_Exercise objective_: Copy out the entries in full and with complete accuracy; pictures are excluded.

_Stored records_:
______________________________
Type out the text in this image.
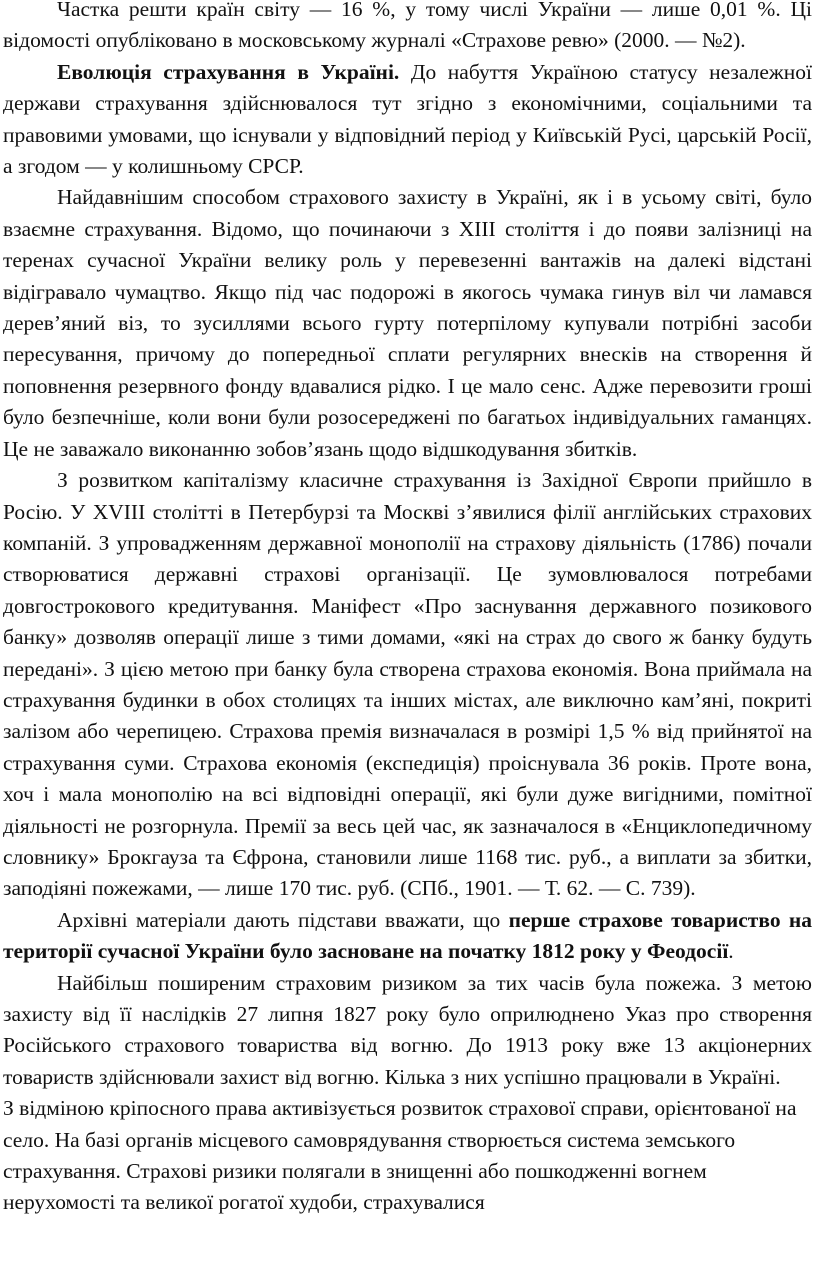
Частка решти країн світу — 16 %, у тому числі України — лише 0,01 %. Ці відомості опубліковано в московському журналі «Страхове ревю» (2000. — №2).

Еволюція страхування в Україні. До набуття Україною статусу незалежної держави страхування здійснювалося тут згідно з економічними, соціальними та правовими умовами, що існували у відповідний період у Київській Русі, царській Росії, а згодом — у колишньому СРСР.

Найдавнішим способом страхового захисту в Україні, як і в усьому світі, було взаємне страхування. Відомо, що починаючи з XIII століття і до появи залізниці на теренах сучасної України велику роль у перевезенні вантажів на далекі відстані відігравало чумацтво. Якщо під час подорожі в якогось чумака гинув віл чи ламався дерев’яний віз, то зусиллями всього гурту потерпілому купували потрібні засоби пересування, причому до попередньої сплати регулярних внесків на створення й поповнення резервного фонду вдавалися рідко. І це мало сенс. Адже перевозити гроші було безпечніше, коли вони були розосереджені по багатьох індивідуальних гаманцях. Це не заважало виконанню зобов’язань щодо відшкодування збитків.

З розвитком капіталізму класичне страхування із Західної Європи прийшло в Росію. У XVIII столітті в Петербурзі та Москві з’явилися філії англійських страхових компаній. З упровадженням державної монополії на страхову діяльність (1786) почали створюватися державні страхові організації. Це зумовлювалося потребами довгострокового кредитування. Маніфест «Про заснування державного позикового банку» дозволяв операції лише з тими домами, «які на страх до свого ж банку будуть передані». З цією метою при банку була створена страхова економія. Вона приймала на страхування будинки в обох столицях та інших містах, але виключно кам’яні, покриті залізом або черепицею. Страхова премія визначалася в розмірі 1,5 % від прийнятої на страхування суми. Страхова економія (експедиція) проіснувала 36 років. Проте вона, хоч і мала монополію на всі відповідні операції, які були дуже вигідними, помітної діяльності не розгорнула. Премії за весь цей час, як зазначалося в «Енциклопедичному словнику» Брокгауза та Єфрона, становили лише 1168 тис. руб., а виплати за збитки, заподіяні пожежами, — лише 170 тис. руб. (СПб., 1901. — Т. 62. — С. 739).

Архівні матеріали дають підстави вважати, що перше страхове товариство на території сучасної України було засноване на початку 1812 року у Феодосії.

Найбільш поширеним страховим ризиком за тих часів була пожежа. З метою захисту від її наслідків 27 липня 1827 року було оприлюднено Указ про створення Російського страхового товариства від вогню. До 1913 року вже 13 акціонерних товариств здійснювали захист від вогню. Кілька з них успішно працювали в Україні.

З відміною кріпосного права активізується розвиток страхової справи, орієнтованої на село. На базі органів місцевого самоврядування створюється система земського страхування. Страхові ризики полягали в знищенні або пошкодженні вогнем нерухомості та великої рогатої худоби, страхувалися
______________________________
_Worked answer_:
Type out the text in this image.
Частка решти країн світу — 16 %, у тому числі України — лише 0,01 %. Ці відомості опубліковано в московському журналі «Страхове ревю» (2000. — №2).

Еволюція страхування в Україні. До набуття Україною статусу незалежної держави страхування здійснювалося тут згідно з економічними, соціальними та правовими умовами, що існували у відповідний період у Київській Русі, царській Росії, а згодом — у колишньому СРСР.

Найдавнішим способом страхового захисту в Україні, як і в усьому світі, було взаємне страхування. Відомо, що починаючи з XIII століття і до появи залізниці на теренах сучасної України велику роль у перевезенні вантажів на далекі відстані відігравало чумацтво. Якщо під час подорожі в якогось чумака гинув віл чи ламався дерев’яний віз, то зусиллями всього гурту потерпілому купували потрібні засоби пересування, причому до попередньої сплати регулярних внесків на створення й поповнення резервного фонду вдавалися рідко. І це мало сенс. Адже перевозити гроші було безпечніше, коли вони були розосереджені по багатьох індивідуальних гаманцях. Це не заважало виконанню зобов’язань щодо відшкодування збитків.

З розвитком капіталізму класичне страхування із Західної Європи прийшло в Росію. У XVIII столітті в Петербурзі та Москві з’явилися філії англійських страхових компаній. З упровадженням державної монополії на страхову діяльність (1786) почали створюватися державні страхові організації. Це зумовлювалося потребами довгострокового кредитування. Маніфест «Про заснування державного позикового банку» дозволяв операції лише з тими домами, «які на страх до свого ж банку будуть передані». З цією метою при банку була створена страхова економія. Вона приймала на страхування будинки в обох столицях та інших містах, але виключно кам’яні, покриті залізом або черепицею. Страхова премія визначалася в розмірі 1,5 % від прийнятої на страхування суми. Страхова економія (експедиція) проіснувала 36 років. Проте вона, хоч і мала монополію на всі відповідні операції, які були дуже вигідними, помітної діяльності не розгорнула. Премії за весь цей час, як зазначалося в «Енциклопедичному словнику» Брокгауза та Єфрона, становили лише 1168 тис. руб., а виплати за збитки, заподіяні пожежами, — лише 170 тис. руб. (СПб., 1901. — Т. 62. — С. 739).

Архівні матеріали дають підстави вважати, що перше страхове товариство на території сучасної України було засноване на початку 1812 року у Феодосії.

Найбільш поширеним страховим ризиком за тих часів була пожежа. З метою захисту від її наслідків 27 липня 1827 року було оприлюднено Указ про створення Російського страхового товариства від вогню. До 1913 року вже 13 акціонерних товариств здійснювали захист від вогню. Кілька з них успішно працювали в Україні.

З відміною кріпосного права активізується розвиток страхової справи, орієнтованої на село. На базі органів місцевого самоврядування створюється система земського страхування. Страхові ризики полягали в знищенні або пошкодженні вогнем нерухомості та великої рогатої худоби, страхувалися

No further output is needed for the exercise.